Objective:
Output all the entries word for word. Omit the pictures.

Material provided:
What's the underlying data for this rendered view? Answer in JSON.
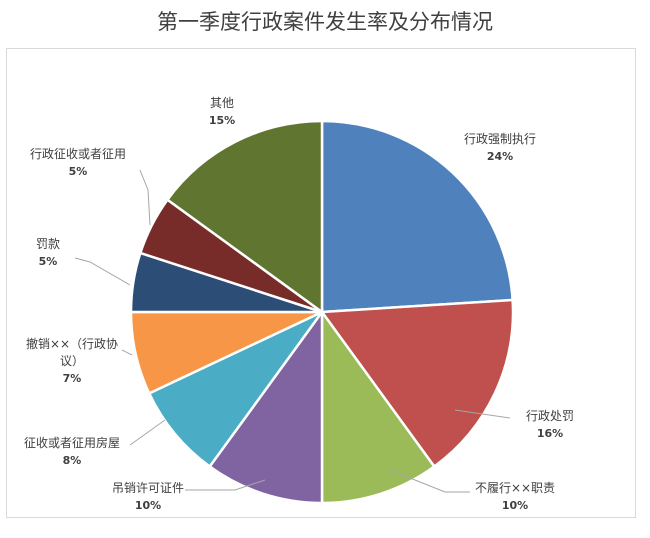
{
  "chart_data": {
    "type": "pie",
    "title": "第一季度行政案件发生率及分布情况",
    "slices": [
      {
        "label": "行政强制执行",
        "pct_label": "24%",
        "value": 24,
        "color": "#4f81bd"
      },
      {
        "label": "行政处罚",
        "pct_label": "16%",
        "value": 16,
        "color": "#c0504d"
      },
      {
        "label": "不履行××职责",
        "pct_label": "10%",
        "value": 10,
        "color": "#9bbb59"
      },
      {
        "label": "吊销许可证件",
        "pct_label": "10%",
        "value": 10,
        "color": "#8064a2"
      },
      {
        "label": "征收或者征用房屋",
        "pct_label": "8%",
        "value": 8,
        "color": "#4bacc6"
      },
      {
        "label_lines": [
          "撤销××（行政协",
          "议）"
        ],
        "pct_label": "7%",
        "value": 7,
        "color": "#f79646"
      },
      {
        "label": "罚款",
        "pct_label": "5%",
        "value": 5,
        "color": "#2c4d75"
      },
      {
        "label": "行政征收或者征用",
        "pct_label": "5%",
        "value": 5,
        "color": "#772c2a"
      },
      {
        "label": "其他",
        "pct_label": "15%",
        "value": 15,
        "color": "#5f7530"
      }
    ]
  }
}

Response to this task:
What's the underlying data for this rendered view? Answer in JSON.
{
  "chart_data": {
    "type": "pie",
    "title": "第一季度行政案件发生率及分布情况",
    "slices": [
      {
        "label": "行政强制执行",
        "pct_label": "24%",
        "value": 24,
        "color": "#4f81bd"
      },
      {
        "label": "行政处罚",
        "pct_label": "16%",
        "value": 16,
        "color": "#c0504d"
      },
      {
        "label": "不履行××职责",
        "pct_label": "10%",
        "value": 10,
        "color": "#9bbb59"
      },
      {
        "label": "吊销许可证件",
        "pct_label": "10%",
        "value": 10,
        "color": "#8064a2"
      },
      {
        "label": "征收或者征用房屋",
        "pct_label": "8%",
        "value": 8,
        "color": "#4bacc6"
      },
      {
        "label_lines": [
          "撤销××（行政协",
          "议）"
        ],
        "pct_label": "7%",
        "value": 7,
        "color": "#f79646"
      },
      {
        "label": "罚款",
        "pct_label": "5%",
        "value": 5,
        "color": "#2c4d75"
      },
      {
        "label": "行政征收或者征用",
        "pct_label": "5%",
        "value": 5,
        "color": "#772c2a"
      },
      {
        "label": "其他",
        "pct_label": "15%",
        "value": 15,
        "color": "#5f7530"
      }
    ]
  }
}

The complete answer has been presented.